Required task → Write out the listing exactly as it is given.

Materials provided →
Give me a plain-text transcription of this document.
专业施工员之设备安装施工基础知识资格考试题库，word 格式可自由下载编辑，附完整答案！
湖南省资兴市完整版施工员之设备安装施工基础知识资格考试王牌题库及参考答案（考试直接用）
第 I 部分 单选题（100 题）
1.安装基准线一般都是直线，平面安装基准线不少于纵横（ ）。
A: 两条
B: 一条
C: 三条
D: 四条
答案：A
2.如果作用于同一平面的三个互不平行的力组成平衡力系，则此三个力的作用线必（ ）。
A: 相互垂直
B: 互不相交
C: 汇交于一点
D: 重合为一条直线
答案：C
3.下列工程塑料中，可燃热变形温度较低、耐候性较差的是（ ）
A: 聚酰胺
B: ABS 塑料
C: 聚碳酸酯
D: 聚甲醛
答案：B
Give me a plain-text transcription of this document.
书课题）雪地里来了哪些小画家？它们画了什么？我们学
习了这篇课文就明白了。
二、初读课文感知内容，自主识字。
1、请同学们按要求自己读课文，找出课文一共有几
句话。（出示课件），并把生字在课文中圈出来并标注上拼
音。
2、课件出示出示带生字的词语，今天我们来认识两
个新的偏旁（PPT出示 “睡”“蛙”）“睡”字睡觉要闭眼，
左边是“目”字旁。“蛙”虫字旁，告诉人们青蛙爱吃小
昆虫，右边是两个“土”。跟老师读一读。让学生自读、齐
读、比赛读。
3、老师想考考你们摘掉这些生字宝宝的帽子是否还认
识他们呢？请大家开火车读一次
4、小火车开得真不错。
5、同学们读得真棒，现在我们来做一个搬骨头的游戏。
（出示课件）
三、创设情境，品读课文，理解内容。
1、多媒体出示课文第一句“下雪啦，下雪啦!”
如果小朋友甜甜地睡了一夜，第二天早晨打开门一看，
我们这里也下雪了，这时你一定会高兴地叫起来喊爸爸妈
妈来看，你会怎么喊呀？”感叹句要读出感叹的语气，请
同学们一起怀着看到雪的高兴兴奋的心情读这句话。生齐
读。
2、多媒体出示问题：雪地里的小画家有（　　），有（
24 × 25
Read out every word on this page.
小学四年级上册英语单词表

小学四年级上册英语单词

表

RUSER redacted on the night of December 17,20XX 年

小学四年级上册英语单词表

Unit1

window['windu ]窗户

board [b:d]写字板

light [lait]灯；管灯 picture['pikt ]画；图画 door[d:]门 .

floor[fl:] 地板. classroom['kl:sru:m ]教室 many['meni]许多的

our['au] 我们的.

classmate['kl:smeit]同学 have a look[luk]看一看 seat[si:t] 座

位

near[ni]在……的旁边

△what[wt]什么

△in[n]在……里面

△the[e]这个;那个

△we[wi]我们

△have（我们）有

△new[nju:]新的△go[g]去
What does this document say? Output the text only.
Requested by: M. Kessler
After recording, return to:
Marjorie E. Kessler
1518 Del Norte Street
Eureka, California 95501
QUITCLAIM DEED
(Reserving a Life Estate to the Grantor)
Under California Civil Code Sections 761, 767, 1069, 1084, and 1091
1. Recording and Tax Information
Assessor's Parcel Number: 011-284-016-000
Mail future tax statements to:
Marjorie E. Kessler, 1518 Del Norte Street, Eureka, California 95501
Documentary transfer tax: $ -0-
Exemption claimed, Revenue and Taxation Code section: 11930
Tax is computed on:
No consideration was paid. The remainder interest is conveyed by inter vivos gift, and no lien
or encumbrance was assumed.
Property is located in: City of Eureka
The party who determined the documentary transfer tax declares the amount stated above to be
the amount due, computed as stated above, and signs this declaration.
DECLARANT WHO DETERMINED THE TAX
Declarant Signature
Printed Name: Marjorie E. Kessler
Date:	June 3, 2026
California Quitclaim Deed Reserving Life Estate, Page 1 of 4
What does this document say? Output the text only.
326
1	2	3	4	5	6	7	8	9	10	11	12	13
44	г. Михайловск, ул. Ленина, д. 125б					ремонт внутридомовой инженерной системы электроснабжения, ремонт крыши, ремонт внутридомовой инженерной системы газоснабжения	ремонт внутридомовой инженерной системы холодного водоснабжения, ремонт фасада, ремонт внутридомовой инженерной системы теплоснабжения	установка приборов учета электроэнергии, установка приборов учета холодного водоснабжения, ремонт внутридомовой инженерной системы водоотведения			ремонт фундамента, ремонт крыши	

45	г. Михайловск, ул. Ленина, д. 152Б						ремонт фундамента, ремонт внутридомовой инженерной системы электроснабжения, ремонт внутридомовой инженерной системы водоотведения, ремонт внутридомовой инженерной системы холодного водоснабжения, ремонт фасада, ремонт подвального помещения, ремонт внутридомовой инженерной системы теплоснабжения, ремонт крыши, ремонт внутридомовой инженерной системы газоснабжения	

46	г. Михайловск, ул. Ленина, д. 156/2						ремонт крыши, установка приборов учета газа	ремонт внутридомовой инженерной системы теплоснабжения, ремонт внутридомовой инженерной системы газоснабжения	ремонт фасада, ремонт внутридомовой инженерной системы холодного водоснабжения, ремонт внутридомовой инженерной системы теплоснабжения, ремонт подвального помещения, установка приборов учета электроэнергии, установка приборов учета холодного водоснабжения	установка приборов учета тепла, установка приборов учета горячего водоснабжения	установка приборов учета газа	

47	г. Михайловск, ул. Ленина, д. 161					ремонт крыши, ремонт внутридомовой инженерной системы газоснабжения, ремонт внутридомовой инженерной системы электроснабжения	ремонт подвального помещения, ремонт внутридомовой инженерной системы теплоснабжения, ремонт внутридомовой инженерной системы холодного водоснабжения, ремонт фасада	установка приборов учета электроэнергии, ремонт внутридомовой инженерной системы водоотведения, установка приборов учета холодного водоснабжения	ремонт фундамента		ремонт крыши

Reply to the task →
Give me a plain-text transcription of this document.
专业施工员之设备安装施工基础知识资格考试题库，word 格式可自由下载编辑，附完整答案！
湖南省资兴市完整版施工员之设备安装施工基础知识资格考试王牌题库及参考答案（考试直接用）
第 I 部分 单选题（100 题）
1.安装基准线一般都是直线，平面安装基准线不少于纵横（ ）。
A: 两条
B: 一条
C: 三条
D: 四条
答案：A
2.如果作用于同一平面的三个互不平行的力组成平衡力系，则此三个力的作用线必（ ）。
A: 相互垂直
B: 互不相交
C: 汇交于一点
D: 重合为一条直线
答案：C
3.下列工程塑料中，可燃热变形温度较低、耐候性较差的是（ ）
A: 聚酰胺
B: ABS 塑料
C: 聚碳酸酯
D: 聚甲醛
答案：B
Give me a plain-text transcription of this document.
书课题）雪地里来了哪些小画家？它们画了什么？我们学
习了这篇课文就明白了。
二、初读课文感知内容，自主识字。
1、请同学们按要求自己读课文，找出课文一共有几
句话。（出示课件），并把生字在课文中圈出来并标注上拼
音。
2、课件出示出示带生字的词语，今天我们来认识两
个新的偏旁（PPT出示 “睡”“蛙”）“睡”字睡觉要闭眼，
左边是“目”字旁。“蛙”虫字旁，告诉人们青蛙爱吃小
昆虫，右边是两个“土”。跟老师读一读。让学生自读、齐
读、比赛读。
3、老师想考考你们摘掉这些生字宝宝的帽子是否还认
识他们呢？请大家开火车读一次
4、小火车开得真不错。
5、同学们读得真棒，现在我们来做一个搬骨头的游戏。
（出示课件）
三、创设情境，品读课文，理解内容。
1、多媒体出示课文第一句“下雪啦，下雪啦!”
如果小朋友甜甜地睡了一夜，第二天早晨打开门一看，
我们这里也下雪了，这时你一定会高兴地叫起来喊爸爸妈
妈来看，你会怎么喊呀？”感叹句要读出感叹的语气，请
同学们一起怀着看到雪的高兴兴奋的心情读这句话。生齐
读。
2、多媒体出示问题：雪地里的小画家有（　　），有（
24 × 25
Read out every word on this page.
小学四年级上册英语单词表

小学四年级上册英语单词

表

RUSER redacted on the night of December 17,20XX 年

小学四年级上册英语单词表

Unit1

window['windu ]窗户

board [b:d]写字板

light [lait]灯；管灯 picture['pikt ]画；图画 door[d:]门 .

floor[fl:] 地板. classroom['kl:sru:m ]教室 many['meni]许多的

our['au] 我们的.

classmate['kl:smeit]同学 have a look[luk]看一看 seat[si:t] 座

位

near[ni]在……的旁边

△what[wt]什么

△in[n]在……里面

△the[e]这个;那个

△we[wi]我们

△have（我们）有

△new[nju:]新的△go[g]去
What does this document say? Output the text only.
Requested by: M. Kessler
After recording, return to:
Marjorie E. Kessler
1518 Del Norte Street
Eureka, California 95501
QUITCLAIM DEED
(Reserving a Life Estate to the Grantor)
Under California Civil Code Sections 761, 767, 1069, 1084, and 1091
1. Recording and Tax Information
Assessor's Parcel Number: 011-284-016-000
Mail future tax statements to:
Marjorie E. Kessler, 1518 Del Norte Street, Eureka, California 95501
Documentary transfer tax: $ -0-
Exemption claimed, Revenue and Taxation Code section: 11930
Tax is computed on:
No consideration was paid. The remainder interest is conveyed by inter vivos gift, and no lien
or encumbrance was assumed.
Property is located in: City of Eureka
The party who determined the documentary transfer tax declares the amount stated above to be
the amount due, computed as stated above, and signs this declaration.
DECLARANT WHO DETERMINED THE TAX
Declarant Signature
Printed Name: Marjorie E. Kessler
Date:	June 3, 2026
California Quitclaim Deed Reserving Life Estate, Page 1 of 4
What does this document say? Output the text only.
326
1	2	3	4	5	6	7	8	9	10	11	12	13
44	г. Михайловск, ул. Ленина, д. 125б					ремонт внутридомовой инженерной системы электроснабжения, ремонт крыши, ремонт внутридомовой инженерной системы газоснабжения	ремонт внутридомовой инженерной системы холодного водоснабжения, ремонт фасада, ремонт внутридомовой инженерной системы теплоснабжения	установка приборов учета электроэнергии, установка приборов учета холодного водоснабжения, ремонт внутридомовой инженерной системы водоотведения			ремонт фундамента, ремонт крыши	

45	г. Михайловск, ул. Ленина, д. 152Б						ремонт фундамента, ремонт внутридомовой инженерной системы электроснабжения, ремонт внутридомовой инженерной системы водоотведения, ремонт внутридомовой инженерной системы холодного водоснабжения, ремонт фасада, ремонт подвального помещения, ремонт внутридомовой инженерной системы теплоснабжения, ремонт крыши, ремонт внутридомовой инженерной системы газоснабжения	

46	г. Михайловск, ул. Ленина, д. 156/2						ремонт крыши, установка приборов учета газа	ремонт внутридомовой инженерной системы теплоснабжения, ремонт внутридомовой инженерной системы газоснабжения	ремонт фасада, ремонт внутридомовой инженерной системы холодного водоснабжения, ремонт внутридомовой инженерной системы теплоснабжения, ремонт подвального помещения, установка приборов учета электроэнергии, установка приборов учета холодного водоснабжения	установка приборов учета тепла, установка приборов учета горячего водоснабжения	установка приборов учета газа	

47	г. Михайловск, ул. Ленина, д. 161					ремонт крыши, ремонт внутридомовой инженерной системы газоснабжения, ремонт внутридомовой инженерной системы электроснабжения	ремонт подвального помещения, ремонт внутридомовой инженерной системы теплоснабжения, ремонт внутридомовой инженерной системы холодного водоснабжения, ремонт фасада	установка приборов учета электроэнергии, ремонт внутридомовой инженерной системы водоотведения, установка приборов учета холодного водоснабжения	ремонт фундамента		ремонт крыши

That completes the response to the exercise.